## Raw records
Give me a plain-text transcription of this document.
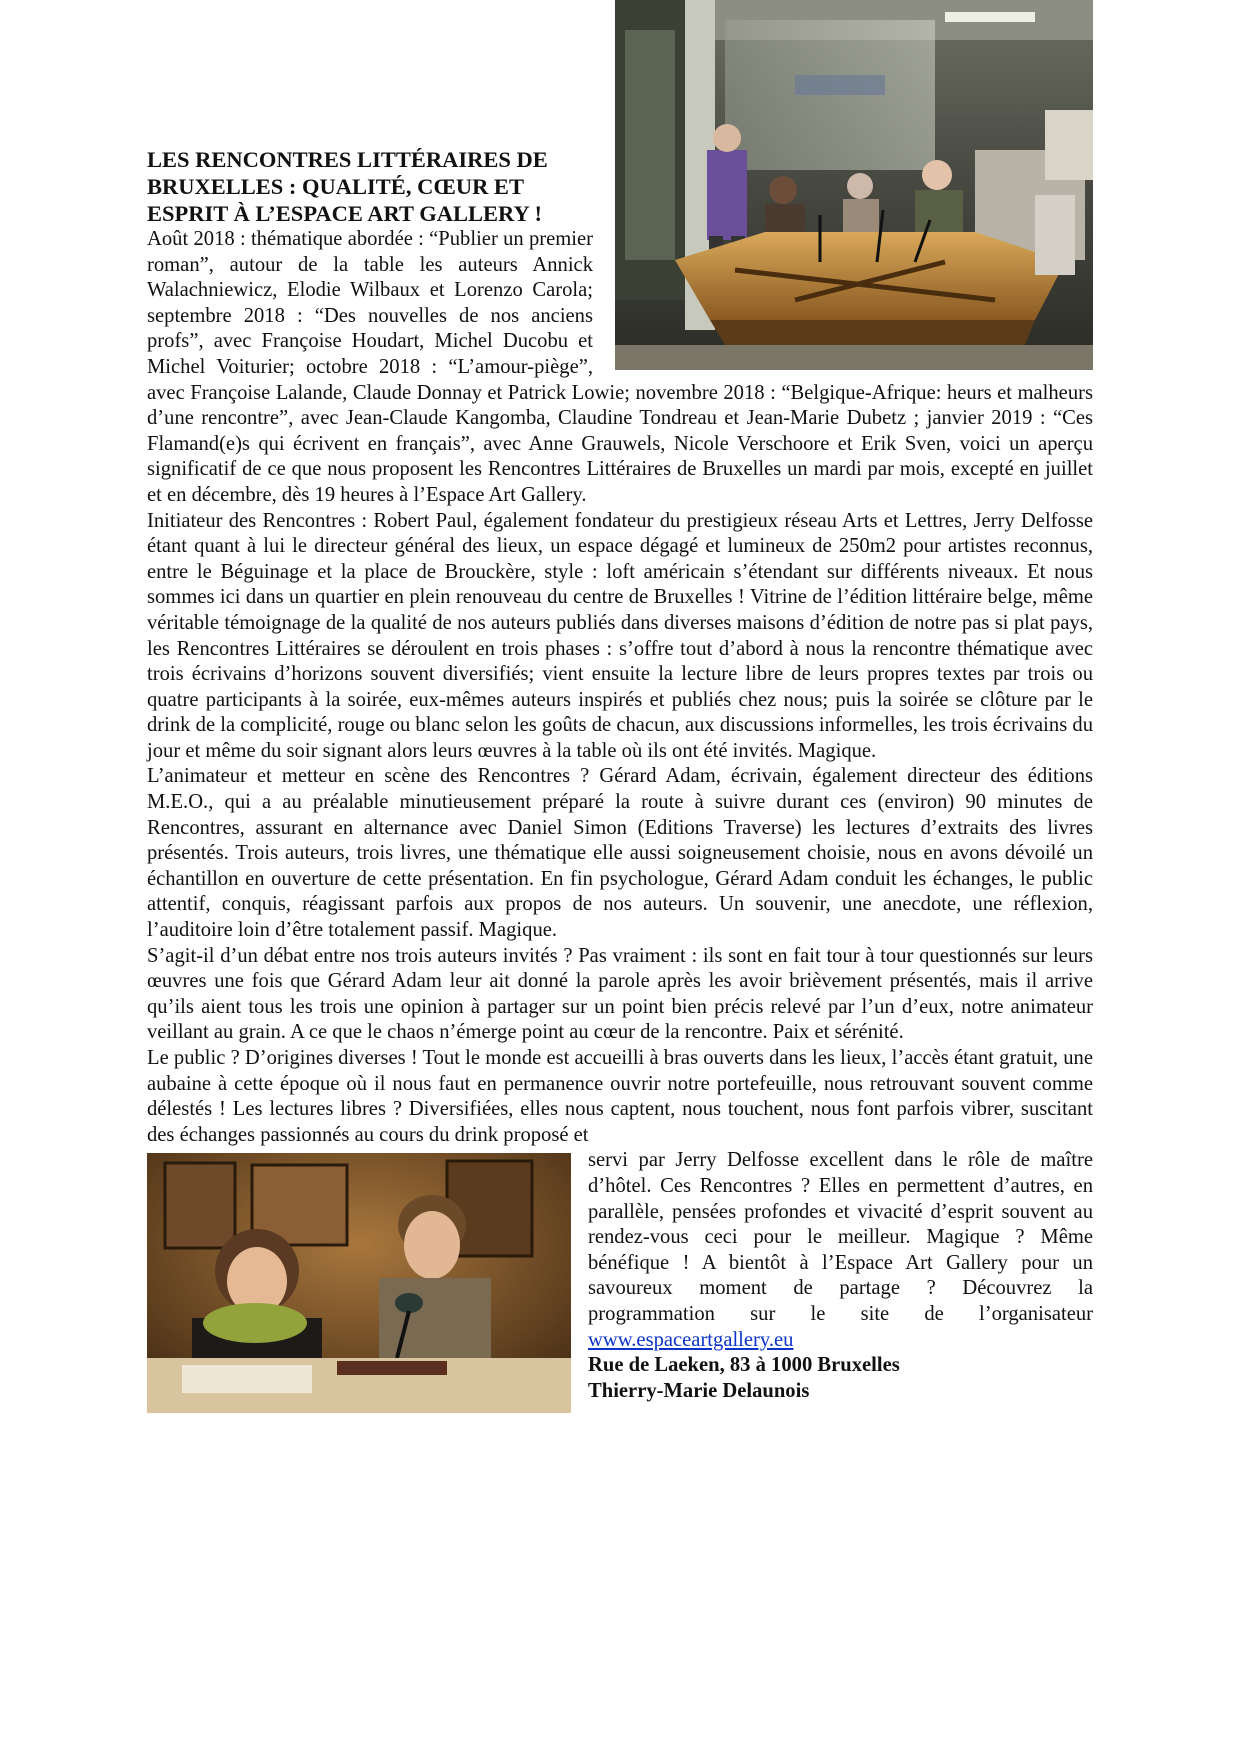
LES RENCONTRES LITTÉRAIRES DE BRUXELLES : QUALITÉ, CŒUR ET ESPRIT À L’ESPACE ART GALLERY !

Août 2018 : thématique abordée : “Publier un premier roman”, autour de la table les auteurs Annick Walachniewicz, Elodie Wilbaux et Lorenzo Carola; septembre 2018 : “Des nouvelles de nos anciens profs”, avec Françoise Houdart, Michel Ducobu et Michel Voiturier; octobre 2018 : “L’amour-piège”, avec Françoise Lalande, Claude Donnay et Patrick Lowie; novembre 2018 : “Belgique-Afrique: heurs et malheurs d’une rencontre”, avec Jean-Claude Kangomba, Claudine Tondreau et Jean-Marie Dubetz ; janvier 2019 : “Ces Flamand(e)s qui écrivent en français”, avec Anne Grauwels, Nicole Verschoore et Erik Sven, voici un aperçu significatif de ce que nous proposent les Rencontres Littéraires de Bruxelles un mardi par mois, excepté en juillet et en décembre, dès 19 heures à l’Espace Art Gallery.

Initiateur des Rencontres : Robert Paul, également fondateur du prestigieux réseau Arts et Lettres, Jerry Delfosse étant quant à lui le directeur général des lieux, un espace dégagé et lumineux de 250m2 pour artistes reconnus, entre le Béguinage et la place de Brouckère, style : loft américain s’étendant sur différents niveaux. Et nous sommes ici dans un quartier en plein renouveau du centre de Bruxelles ! Vitrine de l’édition littéraire belge, même véritable témoignage de la qualité de nos auteurs publiés dans diverses maisons d’édition de notre pas si plat pays, les Rencontres Littéraires se déroulent en trois phases : s’offre tout d’abord à nous la rencontre thématique avec trois écrivains d’horizons souvent diversifiés; vient ensuite la lecture libre de leurs propres textes par trois ou quatre participants à la soirée, eux-mêmes auteurs inspirés et publiés chez nous; puis la soirée se clôture par le drink de la complicité, rouge ou blanc selon les goûts de chacun, aux discussions informelles, les trois écrivains du jour et même du soir signant alors leurs œuvres à la table où ils ont été invités. Magique.

L’animateur et metteur en scène des Rencontres ? Gérard Adam, écrivain, également directeur des éditions M.E.O., qui a au préalable minutieusement préparé la route à suivre durant ces (environ) 90 minutes de Rencontres, assurant en alternance avec Daniel Simon (Editions Traverse) les lectures d’extraits des livres présentés. Trois auteurs, trois livres, une thématique elle aussi soigneusement choisie, nous en avons dévoilé un échantillon en ouverture de cette présentation. En fin psychologue, Gérard Adam conduit les échanges, le public attentif, conquis, réagissant parfois aux propos de nos auteurs. Un souvenir, une anecdote, une réflexion, l’auditoire loin d’être totalement passif. Magique.

S’agit-il d’un débat entre nos trois auteurs invités ? Pas vraiment : ils sont en fait tour à tour questionnés sur leurs œuvres une fois que Gérard Adam leur ait donné la parole après les avoir brièvement présentés, mais il arrive qu’ils aient tous les trois une opinion à partager sur un point bien précis relevé par l’un d’eux, notre animateur veillant au grain. A ce que le chaos n’émerge point au cœur de la rencontre. Paix et sérénité.

Le public ? D’origines diverses ! Tout le monde est accueilli à bras ouverts dans les lieux, l’accès étant gratuit, une aubaine à cette époque où il nous faut en permanence ouvrir notre portefeuille, nous retrouvant souvent comme délestés ! Les lectures libres ? Diversifiées, elles nous captent, nous touchent, nous font parfois vibrer, suscitant des échanges passionnés au cours du drink proposé et

servi par Jerry Delfosse excellent dans le rôle de maître d’hôtel. Ces Rencontres ? Elles en permettent d’autres, en parallèle, pensées profondes et vivacité d’esprit souvent au rendez-vous ceci pour le meilleur. Magique ? Même bénéfique ! A bientôt à l’Espace Art Gallery pour un savoureux moment de partage ? Découvrez la programmation sur le site de l’organisateur www.espaceartgallery.eu

Rue de Laeken, 83 à 1000 Bruxelles

Thierry-Marie Delaunois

## Problem details
Every record above should be written out again exactly; the pictures stay out of the copy.

## Solution to this task
Give me a plain-text transcription of this document.
LES RENCONTRES LITTÉRAIRES DE BRUXELLES : QUALITÉ, CŒUR ET ESPRIT À L’ESPACE ART GALLERY !

Août 2018 : thématique abordée : “Publier un premier roman”, autour de la table les auteurs Annick Walachniewicz, Elodie Wilbaux et Lorenzo Carola; septembre 2018 : “Des nouvelles de nos anciens profs”, avec Françoise Houdart, Michel Ducobu et Michel Voiturier; octobre 2018 : “L’amour-piège”, avec Françoise Lalande, Claude Donnay et Patrick Lowie; novembre 2018 : “Belgique-Afrique: heurs et malheurs d’une rencontre”, avec Jean-Claude Kangomba, Claudine Tondreau et Jean-Marie Dubetz ; janvier 2019 : “Ces Flamand(e)s qui écrivent en français”, avec Anne Grauwels, Nicole Verschoore et Erik Sven, voici un aperçu significatif de ce que nous proposent les Rencontres Littéraires de Bruxelles un mardi par mois, excepté en juillet et en décembre, dès 19 heures à l’Espace Art Gallery.

Initiateur des Rencontres : Robert Paul, également fondateur du prestigieux réseau Arts et Lettres, Jerry Delfosse étant quant à lui le directeur général des lieux, un espace dégagé et lumineux de 250m2 pour artistes reconnus, entre le Béguinage et la place de Brouckère, style : loft américain s’étendant sur différents niveaux. Et nous sommes ici dans un quartier en plein renouveau du centre de Bruxelles ! Vitrine de l’édition littéraire belge, même véritable témoignage de la qualité de nos auteurs publiés dans diverses maisons d’édition de notre pas si plat pays, les Rencontres Littéraires se déroulent en trois phases : s’offre tout d’abord à nous la rencontre thématique avec trois écrivains d’horizons souvent diversifiés; vient ensuite la lecture libre de leurs propres textes par trois ou quatre participants à la soirée, eux-mêmes auteurs inspirés et publiés chez nous; puis la soirée se clôture par le drink de la complicité, rouge ou blanc selon les goûts de chacun, aux discussions informelles, les trois écrivains du jour et même du soir signant alors leurs œuvres à la table où ils ont été invités. Magique.

L’animateur et metteur en scène des Rencontres ? Gérard Adam, écrivain, également directeur des éditions M.E.O., qui a au préalable minutieusement préparé la route à suivre durant ces (environ) 90 minutes de Rencontres, assurant en alternance avec Daniel Simon (Editions Traverse) les lectures d’extraits des livres présentés. Trois auteurs, trois livres, une thématique elle aussi soigneusement choisie, nous en avons dévoilé un échantillon en ouverture de cette présentation. En fin psychologue, Gérard Adam conduit les échanges, le public attentif, conquis, réagissant parfois aux propos de nos auteurs. Un souvenir, une anecdote, une réflexion, l’auditoire loin d’être totalement passif. Magique.

S’agit-il d’un débat entre nos trois auteurs invités ? Pas vraiment : ils sont en fait tour à tour questionnés sur leurs œuvres une fois que Gérard Adam leur ait donné la parole après les avoir brièvement présentés, mais il arrive qu’ils aient tous les trois une opinion à partager sur un point bien précis relevé par l’un d’eux, notre animateur veillant au grain. A ce que le chaos n’émerge point au cœur de la rencontre. Paix et sérénité.

Le public ? D’origines diverses ! Tout le monde est accueilli à bras ouverts dans les lieux, l’accès étant gratuit, une aubaine à cette époque où il nous faut en permanence ouvrir notre portefeuille, nous retrouvant souvent comme délestés ! Les lectures libres ? Diversifiées, elles nous captent, nous touchent, nous font parfois vibrer, suscitant des échanges passionnés au cours du drink proposé et

servi par Jerry Delfosse excellent dans le rôle de maître d’hôtel. Ces Rencontres ? Elles en permettent d’autres, en parallèle, pensées profondes et vivacité d’esprit souvent au rendez-vous ceci pour le meilleur. Magique ? Même bénéfique ! A bientôt à l’Espace Art Gallery pour un savoureux moment de partage ? Découvrez la programmation sur le site de l’organisateur www.espaceartgallery.eu

Rue de Laeken, 83 à 1000 Bruxelles

Thierry-Marie Delaunois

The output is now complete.